Records for the exercise.
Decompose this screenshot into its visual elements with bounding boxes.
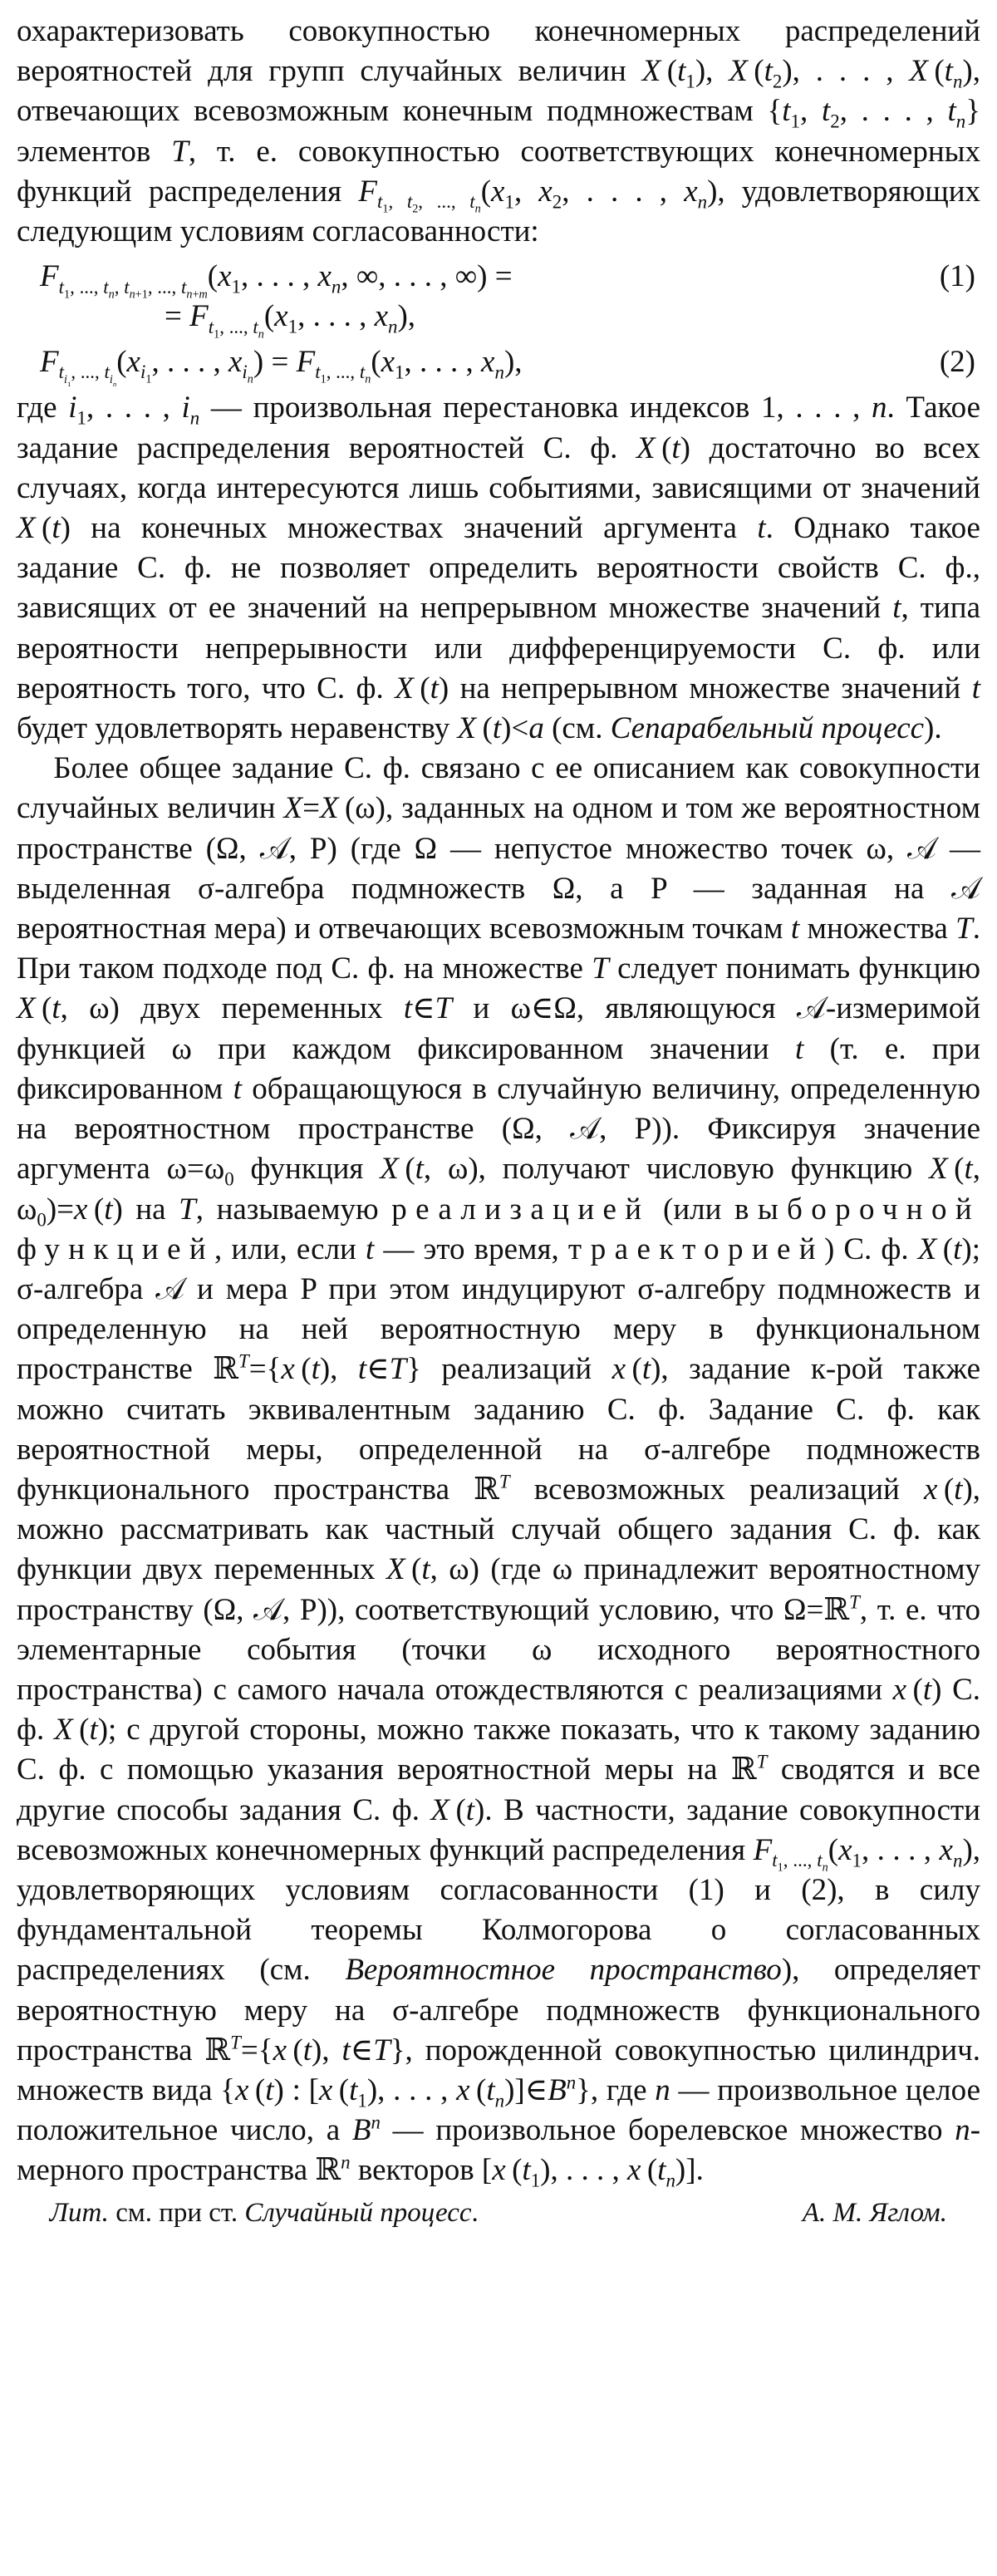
formula-2-number: (2) (939, 344, 975, 379)
formula-2 (17, 342, 980, 388)
paragraph-general-definition: Более общее задание С. ф. связано с ее описанием как совокупности случайных величин X=X (ω), заданных на одном и том же вероятностном пространстве (Ω, 𝒜, P) (где Ω — непустое множество точек ω, 𝒜 — выделенная σ-алгебра подмножеств Ω, а P — заданная на 𝒜 вероятностная мера) и отвечающих всевозможным точкам t множества T. При таком подходе под С. ф. на множестве T следует понимать функцию X (t, ω) двух переменных t∈T и ω∈Ω, являющуюся 𝒜-измеримой функцией ω при каждом фиксированном значении t (т. е. при фиксированном t обращающуюся в случайную величину, определенную на вероятностном пространстве (Ω, 𝒜, P)). Фиксируя значение аргумента $\omega=\omega_0$ функция X (t, ω), получают числовую функцию X (t, $\omega_0)=x$ (t) на T, называемую реализацией (или выборочной функцией, или, если t — это время, траекторией) С. ф. X (t); σ-алгебра 𝒜 и мера P при этом индуцируют σ-алгебру подмножеств и определенную на ней вероятностную меру в функциональном пространстве ℝ$^T$={x (t), t∈T} реализаций x (t), задание к-рой также можно считать эквивалентным заданию С. ф. Задание С. ф. как вероятностной меры, определенной на σ-алгебре подмножеств функционального пространства ℝ$^T$ всевозможных реализаций x (t), можно рассматривать как частный случай общего задания С. ф. как функции двух переменных X (t, ω) (где ω принадлежит вероятностному пространству (Ω, 𝒜, P)), соответствующий условию, что Ω=ℝ$^T$, т. е. что элементарные события (точки ω исходного вероятностного пространства) с самого начала отождествляются с реализациями x (t) С. ф. X (t); с другой стороны, можно также показать, что к такому заданию С. ф. с помощью указания вероятностной меры на ℝ$^T$ сводятся и все другие способы задания С. ф. X (t). В частности, задание совокупности всевозможных конечномерных функций распределения $F_{t_1, ..., t_n}(x_1$, . . . , $x_n$), удовлетворяющих условиям согласованности (1) и (2), в силу фундаментальной теоремы Колмогорова о согласованных распределениях (см. Вероятностное пространство), определяет вероятностную меру на σ-алгебре подмножеств функционального пространства ℝ$^T$={x (t), t∈T}, порожденной совокупностью цилиндрич. множеств вида {x (t) : [x $(t_1)$, . . . , x $(t_n)]\in B^n$}, где n — произвольное целое положительное число, а $B^n$ — произвольное борелевское множество n-мерного пространства ℝ$^n$ векторов [x $(t_1)$, . . . , x $(t_n)$]. (17, 751, 981, 2191)
formula-1-line-1: $F_{t_1, ..., t_n, t_{n+1}, ..., t_{n+m}}(x_1$, . . . , $x_n$, ∞, . . . , ∞) = (40, 259, 513, 302)
literature-reference (17, 2193, 980, 2233)
literature-label: Лит. (49, 2197, 109, 2228)
paragraph-finite-dimensional: где $i_1$, . . . , $i_n$ — произвольная перестановка индексов 1, . . . , n. Такое задание распределения вероятностей С. ф. X (t) достаточно во всех случаях, когда интересуются лишь событиями, зависящими от значений X (t) на конечных множествах значений аргумента t. Однако такое задание С. ф. не позволяет определить вероятности свойств С. ф., зависящих от ее значений на непрерывном множестве значений t, типа вероятности непрерывности или дифференцируемости С. ф. или вероятность того, что С. ф. X (t) на непрерывном множестве значений t будет удовлетворять неравенству X (t)<a (см. Сепарабельный процесс). (17, 391, 980, 746)
formula-1-line-2: = $F_{t_1, ..., t_n}(x_1$, . . . , $x_n$), (165, 299, 416, 342)
article-author: А. М. Яглом. (802, 2197, 947, 2228)
literature-text: см. при ст. Случайный процесс. (115, 2197, 479, 2228)
formula-1-number: (1) (939, 259, 975, 294)
formula-1 (17, 257, 980, 342)
paragraph-intro: охарактеризовать совокупностью конечномерных распределений вероятностей для групп случайных величин X $(t_1)$, X $(t_2)$, . . . , X $(t_n)$, отвечающих всевозможным конечным подмножествам {$t_1$, $t_2$, . . . , $t_n$} элементов T, т. е. совокупностью соответствующих конечномерных функций распределения $F_{t_1, t_2, ..., t_n}(x_1$, $x_2$, . . . , $x_n$), удовлетворяющих следующим условиям согласованности: (17, 14, 981, 249)
formula-2-line-1: $F_{t_{i_1}, ..., t_{i_n}}(x_{i_1}$, . . . , $x_{i_n}) = F_{t_1, ..., t_n}(x_1$, . . . , $x_n$), (40, 344, 523, 388)
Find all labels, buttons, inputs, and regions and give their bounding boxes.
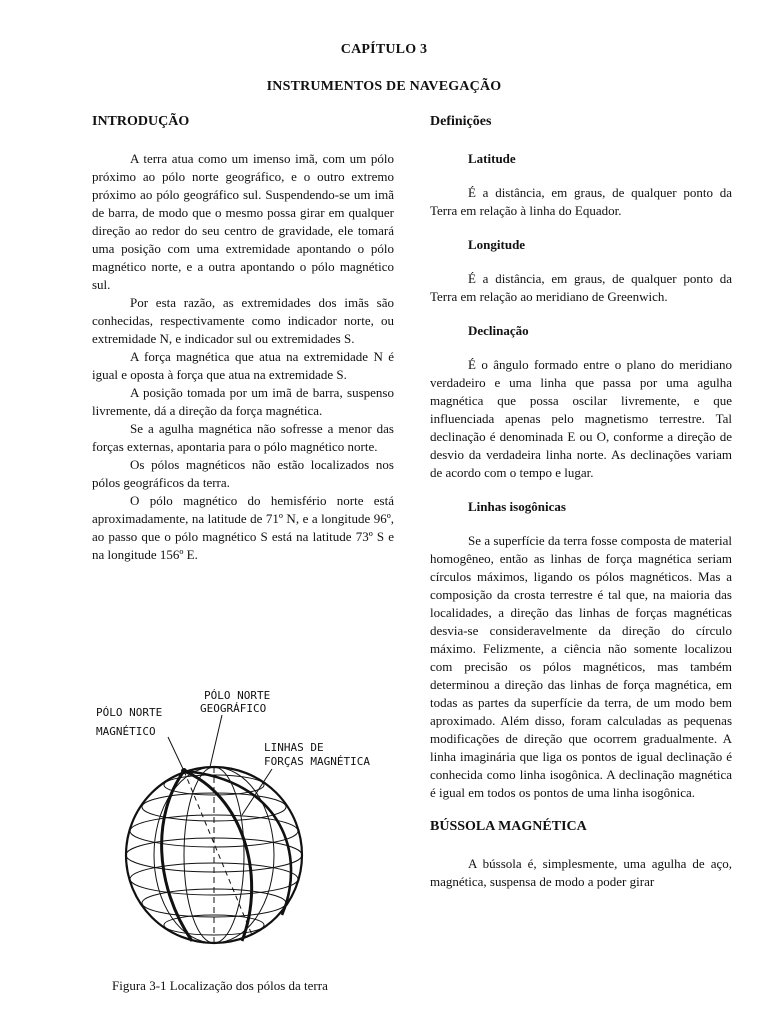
definition-term: Declinação — [468, 323, 529, 338]
definition-declination — [430, 322, 732, 482]
latitude-line — [126, 838, 302, 872]
definition-text: É a distância, em graus, de qualquer ponto da Terra em relação ao meridiano de Greenwich. — [430, 271, 732, 304]
right-column — [430, 113, 732, 891]
chapter-heading: CAPÍTULO 3 — [340, 42, 428, 57]
compass-paragraph: A bússola é, simplesmente, uma agulha de aço, magnética, suspensa de modo a poder girar — [430, 856, 732, 889]
compass-heading: BÚSSOLA MAGNÉTICA — [430, 819, 587, 834]
definitions-heading: Definições — [430, 114, 492, 129]
figure-label-magnetic-2: MAGNÉTICO — [96, 725, 156, 738]
figure-label-geographic-1: PÓLO NORTE — [204, 689, 271, 702]
left-column — [92, 113, 394, 564]
figure-label-geographic-2: GEOGRÁFICO — [200, 702, 267, 715]
figure-caption: Figura 3-1 Localização dos pólos da terra — [112, 978, 328, 993]
definition-text: Se a superfície da terra fosse composta de material homogêneo, então as linhas de força magnética seriam círculos máximos, ligando os pólos magnéticos. Mas a composição da crosta terrestre é tal que, na maioria das localidades, a direção das linhas de forças magnéticas desvia-se consideravelmente da direção do círculo máximo. Felizmente, a ciência não somente localizou com precisão os pólos magnéticos, mas também determinou a direção das linhas de força magnética, em todas as partes da superfície da terra, de um modo bem aproximado. Além disso, foram calculadas as pequenas modificações de direção que ocorrem gradualmente. A linha imaginária que liga os pontos de igual declinação é conhecida como linha isogônica. A declinação magnética é igual em todos os pontos de uma linha isogônica. — [430, 533, 732, 800]
leader-magnetic — [168, 737, 184, 771]
definition-term: Longitude — [468, 237, 526, 252]
definition-latitude — [430, 150, 732, 220]
earth-poles-figure — [92, 685, 402, 950]
definition-term: Latitude — [468, 151, 516, 166]
leader-geographic — [210, 715, 222, 767]
intro-paragraph: Os pólos magnéticos não estão localizados nos pólos geográficos da terra. — [92, 457, 394, 490]
globe-diagram — [92, 685, 402, 950]
intro-paragraph: A terra atua como um imenso imã, com um pólo próximo ao pólo norte geográfico, e o outro extremo próximo ao pólo geográfico sul. Suspendendo-se um imã de barra, de modo que o mesmo possa girar em qualquer direção ao redor do seu centro de gravidade, ele tomará uma posição com uma extremidade apontando o pólo magnético norte, e a outra apontando o pólo magnético sul. — [92, 151, 394, 292]
intro-paragraph: A posição tomada por um imã de barra, suspenso livremente, dá a direção da força magnética. — [92, 385, 394, 418]
magnetic-pole-dot — [181, 768, 187, 774]
definition-text: É a distância, em graus, de qualquer ponto da Terra em relação à linha do Equador. — [430, 185, 732, 218]
figure-label-lines-2: FORÇAS MAGNÉTICA — [264, 755, 370, 768]
definition-isogonic — [430, 498, 732, 802]
definition-longitude — [430, 236, 732, 306]
definition-term: Linhas isogônicas — [468, 499, 566, 514]
intro-paragraph: A força magnética que atua na extremidade N é igual e oposta à força que atua na extremidade S. — [92, 349, 394, 382]
intro-paragraph: Se a agulha magnética não sofresse a menor das forças externas, apontaria para o pólo magnético norte. — [92, 421, 394, 454]
chapter-title: INSTRUMENTOS DE NAVEGAÇÃO — [266, 79, 502, 94]
intro-heading: INTRODUÇÃO — [92, 114, 190, 129]
figure-label-lines-1: LINHAS DE — [264, 741, 324, 754]
intro-paragraph: O pólo magnético do hemisfério norte está aproximadamente, na latitude de 71º N, e a longitude 96º, ao passo que o pólo magnético S está na latitude 73º S e na longitude 156º E. — [92, 493, 394, 562]
figure-label-magnetic-1: PÓLO NORTE — [96, 706, 163, 719]
intro-paragraph: Por esta razão, as extremidades dos imãs são conhecidas, respectivamente como indicador norte, ou extremidade N, e indicador sul ou extremidades S. — [92, 295, 394, 346]
definition-text: É o ângulo formado entre o plano do meridiano verdadeiro e uma linha que passa por uma agulha magnética que possa oscilar livremente, e que influenciada apenas pelo magnetismo terrestre. Tal declinação é denominada E ou O, conforme a direção de desvio da verdadeira linha norte. As declinações variam de acordo com o tempo e lugar. — [430, 357, 732, 480]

Aim of the task. Rewrite the records from the line with "definition-term: Declinação —" up to and including the line with "figure-caption: Figura 3-1", replacing "definitions-heading" with "section-heading" and leaving everything else unchanged. Give only those lines.

Written response.
definition-term: Declinação — [468, 323, 529, 338]
definition-declination — [430, 322, 732, 482]
latitude-line — [126, 838, 302, 872]
definition-text: É a distância, em graus, de qualquer ponto da Terra em relação ao meridiano de Greenwich. — [430, 271, 732, 304]
right-column — [430, 113, 732, 891]
chapter-heading: CAPÍTULO 3 — [340, 42, 428, 57]
compass-paragraph: A bússola é, simplesmente, uma agulha de aço, magnética, suspensa de modo a poder girar — [430, 856, 732, 889]
compass-heading: BÚSSOLA MAGNÉTICA — [430, 819, 587, 834]
section-heading: Definições — [430, 114, 492, 129]
figure-label-magnetic-2: MAGNÉTICO — [96, 725, 156, 738]
figure-label-geographic-1: PÓLO NORTE — [204, 689, 271, 702]
left-column — [92, 113, 394, 564]
figure-label-geographic-2: GEOGRÁFICO — [200, 702, 267, 715]
figure-caption: Figura 3-1 Localização dos pólos da terra — [112, 978, 328, 993]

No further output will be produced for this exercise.